*Data lines:*
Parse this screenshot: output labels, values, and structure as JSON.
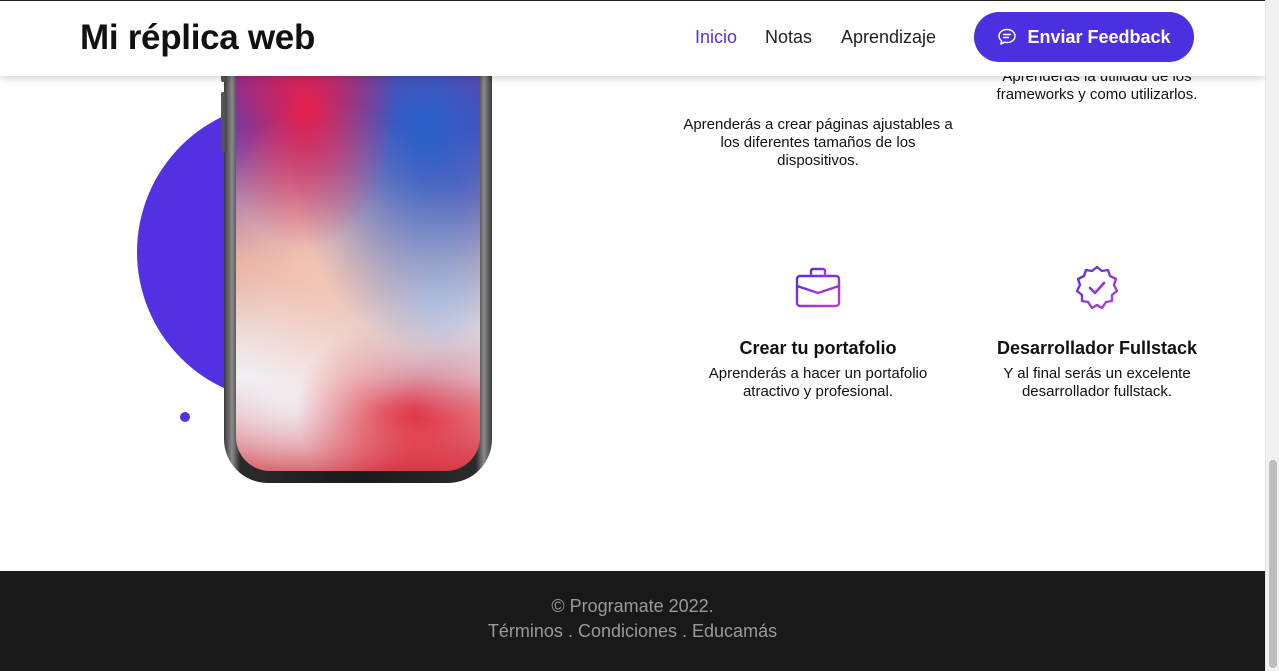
{
  "header": {
    "brand": "Mi réplica web",
    "nav": [
      {
        "label": "Inicio",
        "active": true
      },
      {
        "label": "Notas",
        "active": false
      },
      {
        "label": "Aprendizaje",
        "active": false
      }
    ],
    "feedback_button": {
      "label": "Enviar Feedback",
      "icon": "chat-bubble-icon"
    }
  },
  "hero": {
    "accent_color": "#5331e0",
    "image": "iphone-x-illustration"
  },
  "features": [
    {
      "title": "",
      "description": "Aprenderás a crear páginas ajustables a los diferentes tamaños de los dispositivos."
    },
    {
      "title": "",
      "description": "Aprenderás la utilidad de los frameworks y como utilizarlos."
    },
    {
      "title": "Crear tu portafolio",
      "description": "Aprenderás a hacer un portafolio atractivo y profesional.",
      "icon": "briefcase-icon"
    },
    {
      "title": "Desarrollador Fullstack",
      "description": "Y al final serás un excelente desarrollador fullstack.",
      "icon": "badge-check-icon"
    }
  ],
  "footer": {
    "copyright": "© Programate 2022.",
    "links": [
      "Términos",
      "Condiciones",
      "Educamás"
    ],
    "separator": " . ",
    "background": "#191919"
  },
  "colors": {
    "primary": "#4a31e0",
    "text": "#111111",
    "footer_text": "#9a9a9a"
  }
}
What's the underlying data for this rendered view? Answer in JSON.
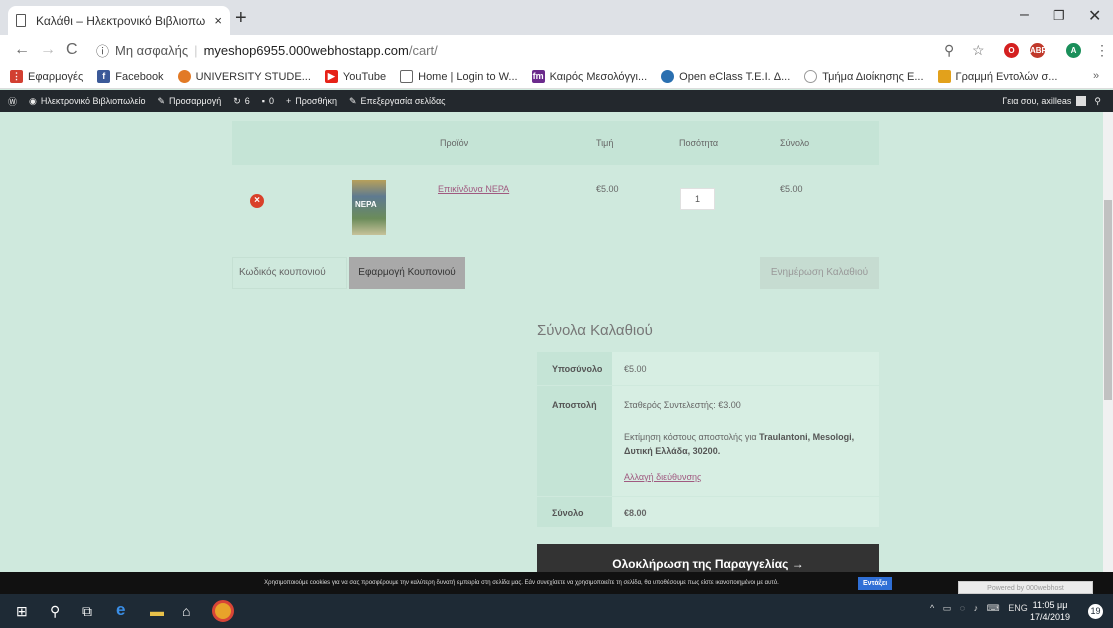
{
  "browser": {
    "tab_title": "Καλάθι – Ηλεκτρονικό Βιβλιοπω",
    "new_tab": "+",
    "security": "Μη ασφαλής",
    "url_host": "myeshop6955.000webhostapp.com",
    "url_path": "/cart/",
    "bookmarks": [
      {
        "label": "Εφαρμογές",
        "icon": "apps-icon",
        "color": "#d23f31"
      },
      {
        "label": "Facebook",
        "icon": "facebook-icon",
        "color": "#3b5998"
      },
      {
        "label": "UNIVERSITY STUDE...",
        "icon": "university-icon",
        "color": "#e27a26"
      },
      {
        "label": "YouTube",
        "icon": "youtube-icon",
        "color": "#e62117"
      },
      {
        "label": "Home | Login to W...",
        "icon": "page-icon",
        "color": "#888888"
      },
      {
        "label": "Καιρός Μεσολόγγι...",
        "icon": "fm-icon",
        "color": "#6b2a8c"
      },
      {
        "label": "Open eClass T.E.I. Δ...",
        "icon": "eclass-icon",
        "color": "#2a6fb0"
      },
      {
        "label": "Τμήμα Διοίκησης Ε...",
        "icon": "circle-icon",
        "color": "#999999"
      },
      {
        "label": "Γραμμή Εντολών σ...",
        "icon": "folder-icon",
        "color": "#e2a11c"
      }
    ],
    "more": "»"
  },
  "wp_admin": {
    "site": "Ηλεκτρονικό Βιβλιοπωλείο",
    "customize": "Προσαρμογή",
    "updates": "6",
    "comments": "0",
    "new": "Προσθήκη",
    "edit": "Επεξεργασία σελίδας",
    "greeting": "Γεια σου, axilleas"
  },
  "cart": {
    "headers": {
      "product": "Προϊόν",
      "price": "Τιμή",
      "quantity": "Ποσότητα",
      "total": "Σύνολο"
    },
    "item": {
      "name": "Επικίνδυνα ΝΕΡΑ",
      "book_cover_text": "ΝΕΡΑ",
      "price": "€5.00",
      "quantity": "1",
      "total": "€5.00"
    },
    "coupon_placeholder": "Κωδικός κουπονιού",
    "apply_coupon": "Εφαρμογή Κουπονιού",
    "update_cart": "Ενημέρωση Καλαθιού"
  },
  "totals": {
    "title": "Σύνολα Καλαθιού",
    "subtotal_label": "Υποσύνολο",
    "subtotal_value": "€5.00",
    "shipping_label": "Αποστολή",
    "shipping_rate": "Σταθερός Συντελεστής: €3.00",
    "shipping_estimate_prefix": "Εκτίμηση κόστους αποστολής για ",
    "shipping_estimate_location": "Traulantoni, Mesologi, Δυτική Ελλάδα, 30200.",
    "change_address": "Αλλαγή διεύθυνσης",
    "total_label": "Σύνολο",
    "total_value": "€8.00",
    "checkout": "Ολοκλήρωση της Παραγγελίας →"
  },
  "cookie_bar": {
    "text": "Χρησιμοποιούμε cookies για να σας προσφέρουμε την καλύτερη δυνατή εμπειρία στη σελίδα μας. Εάν συνεχίσετε να χρησιμοποιείτε τη σελίδα, θα υποθέσουμε πως είστε ικανοποιημένοι με αυτό.",
    "accept": "Εντάξει"
  },
  "powered_by": "Powered by 000webhost",
  "taskbar": {
    "lang": "ENG",
    "time": "11:05 μμ",
    "date": "17/4/2019",
    "notifications": "19"
  }
}
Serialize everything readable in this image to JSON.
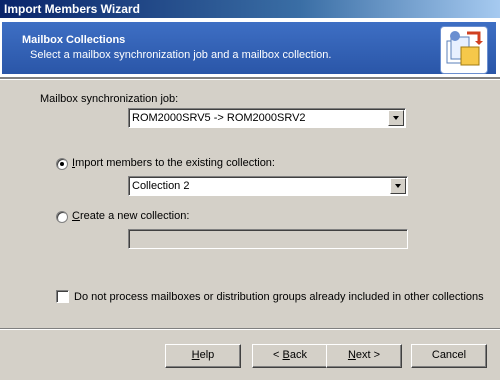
{
  "window": {
    "title": "Import Members Wizard"
  },
  "header": {
    "title": "Mailbox Collections",
    "subtitle": "Select a mailbox synchronization job and a mailbox collection.",
    "icon": "wizard-collections-icon"
  },
  "sync_job": {
    "label": "Mailbox synchronization job:",
    "value": "ROM2000SRV5 -> ROM2000SRV2"
  },
  "import_existing": {
    "label_first": "I",
    "label_rest": "mport members to the existing collection:",
    "checked": true,
    "collection": "Collection 2"
  },
  "create_new": {
    "label_first": "C",
    "label_rest": "reate a new collection:",
    "checked": false,
    "name": ""
  },
  "option": {
    "label": "Do not process mailboxes or distribution groups already included in other collections",
    "checked": false
  },
  "buttons": {
    "help_u": "H",
    "help_rest": "elp",
    "back_pre": "< ",
    "back_u": "B",
    "back_rest": "ack",
    "next_u": "N",
    "next_rest": "ext >",
    "cancel": "Cancel"
  }
}
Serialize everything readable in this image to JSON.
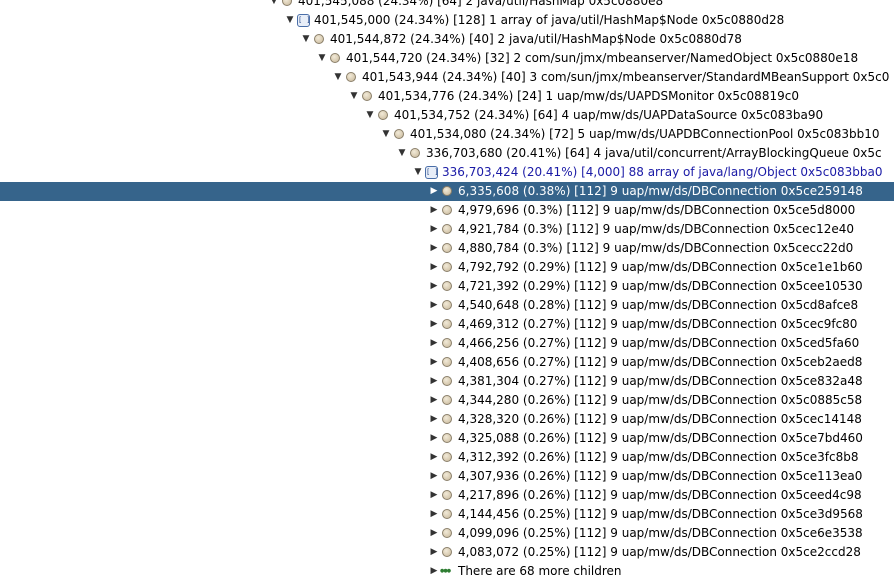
{
  "tree": {
    "rows": [
      {
        "text": "401,545,088 (24.34%) [64] 2 java/util/HashMap 0x5c0880e8",
        "depth": 0,
        "expanded": true,
        "icon": "object-icon"
      },
      {
        "text": "401,545,000 (24.34%) [128] 1 array of java/util/HashMap$Node 0x5c0880d28",
        "depth": 1,
        "expanded": true,
        "icon": "array-icon"
      },
      {
        "text": "401,544,872 (24.34%) [40] 2 java/util/HashMap$Node 0x5c0880d78",
        "depth": 2,
        "expanded": true,
        "icon": "object-icon"
      },
      {
        "text": "401,544,720 (24.34%) [32] 2 com/sun/jmx/mbeanserver/NamedObject 0x5c0880e18",
        "depth": 3,
        "expanded": true,
        "icon": "object-icon"
      },
      {
        "text": "401,543,944 (24.34%) [40] 3 com/sun/jmx/mbeanserver/StandardMBeanSupport 0x5c0",
        "depth": 4,
        "expanded": true,
        "icon": "object-icon"
      },
      {
        "text": "401,534,776 (24.34%) [24] 1 uap/mw/ds/UAPDSMonitor 0x5c08819c0",
        "depth": 5,
        "expanded": true,
        "icon": "object-icon"
      },
      {
        "text": "401,534,752 (24.34%) [64] 4 uap/mw/ds/UAPDataSource 0x5c083ba90",
        "depth": 6,
        "expanded": true,
        "icon": "object-icon"
      },
      {
        "text": "401,534,080 (24.34%) [72] 5 uap/mw/ds/UAPDBConnectionPool 0x5c083bb10",
        "depth": 7,
        "expanded": true,
        "icon": "object-icon"
      },
      {
        "text": "336,703,680 (20.41%) [64] 4 java/util/concurrent/ArrayBlockingQueue 0x5c",
        "depth": 8,
        "expanded": true,
        "icon": "object-icon"
      },
      {
        "text": "336,703,424 (20.41%) [4,000] 88 array of java/lang/Object 0x5c083bba0",
        "depth": 9,
        "expanded": true,
        "icon": "array-icon",
        "array": true
      },
      {
        "text": "6,335,608 (0.38%) [112] 9 uap/mw/ds/DBConnection 0x5ce259148",
        "depth": 10,
        "expanded": false,
        "icon": "object-icon",
        "selected": true
      },
      {
        "text": "4,979,696 (0.3%) [112] 9 uap/mw/ds/DBConnection 0x5ce5d8000",
        "depth": 10,
        "expanded": false,
        "icon": "object-icon"
      },
      {
        "text": "4,921,784 (0.3%) [112] 9 uap/mw/ds/DBConnection 0x5cec12e40",
        "depth": 10,
        "expanded": false,
        "icon": "object-icon"
      },
      {
        "text": "4,880,784 (0.3%) [112] 9 uap/mw/ds/DBConnection 0x5cecc22d0",
        "depth": 10,
        "expanded": false,
        "icon": "object-icon"
      },
      {
        "text": "4,792,792 (0.29%) [112] 9 uap/mw/ds/DBConnection 0x5ce1e1b60",
        "depth": 10,
        "expanded": false,
        "icon": "object-icon"
      },
      {
        "text": "4,721,392 (0.29%) [112] 9 uap/mw/ds/DBConnection 0x5cee10530",
        "depth": 10,
        "expanded": false,
        "icon": "object-icon"
      },
      {
        "text": "4,540,648 (0.28%) [112] 9 uap/mw/ds/DBConnection 0x5cd8afce8",
        "depth": 10,
        "expanded": false,
        "icon": "object-icon"
      },
      {
        "text": "4,469,312 (0.27%) [112] 9 uap/mw/ds/DBConnection 0x5cec9fc80",
        "depth": 10,
        "expanded": false,
        "icon": "object-icon"
      },
      {
        "text": "4,466,256 (0.27%) [112] 9 uap/mw/ds/DBConnection 0x5ced5fa60",
        "depth": 10,
        "expanded": false,
        "icon": "object-icon"
      },
      {
        "text": "4,408,656 (0.27%) [112] 9 uap/mw/ds/DBConnection 0x5ceb2aed8",
        "depth": 10,
        "expanded": false,
        "icon": "object-icon"
      },
      {
        "text": "4,381,304 (0.27%) [112] 9 uap/mw/ds/DBConnection 0x5ce832a48",
        "depth": 10,
        "expanded": false,
        "icon": "object-icon"
      },
      {
        "text": "4,344,280 (0.26%) [112] 9 uap/mw/ds/DBConnection 0x5c0885c58",
        "depth": 10,
        "expanded": false,
        "icon": "object-icon"
      },
      {
        "text": "4,328,320 (0.26%) [112] 9 uap/mw/ds/DBConnection 0x5cec14148",
        "depth": 10,
        "expanded": false,
        "icon": "object-icon"
      },
      {
        "text": "4,325,088 (0.26%) [112] 9 uap/mw/ds/DBConnection 0x5ce7bd460",
        "depth": 10,
        "expanded": false,
        "icon": "object-icon"
      },
      {
        "text": "4,312,392 (0.26%) [112] 9 uap/mw/ds/DBConnection 0x5ce3fc8b8",
        "depth": 10,
        "expanded": false,
        "icon": "object-icon"
      },
      {
        "text": "4,307,936 (0.26%) [112] 9 uap/mw/ds/DBConnection 0x5ce113ea0",
        "depth": 10,
        "expanded": false,
        "icon": "object-icon"
      },
      {
        "text": "4,217,896 (0.26%) [112] 9 uap/mw/ds/DBConnection 0x5ceed4c98",
        "depth": 10,
        "expanded": false,
        "icon": "object-icon"
      },
      {
        "text": "4,144,456 (0.25%) [112] 9 uap/mw/ds/DBConnection 0x5ce3d9568",
        "depth": 10,
        "expanded": false,
        "icon": "object-icon"
      },
      {
        "text": "4,099,096 (0.25%) [112] 9 uap/mw/ds/DBConnection 0x5ce6e3538",
        "depth": 10,
        "expanded": false,
        "icon": "object-icon"
      },
      {
        "text": "4,083,072 (0.25%) [112] 9 uap/mw/ds/DBConnection 0x5ce2ccd28",
        "depth": 10,
        "expanded": false,
        "icon": "object-icon"
      },
      {
        "text": "There are 68 more children",
        "depth": 10,
        "expanded": false,
        "icon": "more-icon",
        "more": true
      }
    ]
  },
  "colors": {
    "selection_bg": "#36648b",
    "selection_fg": "#ffffff",
    "array_text": "#1a1aa6"
  }
}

*Your goal:*
Report how many lines contain "Καλαθιού". Give nothing but the number.

*Answer to the exercise:*
2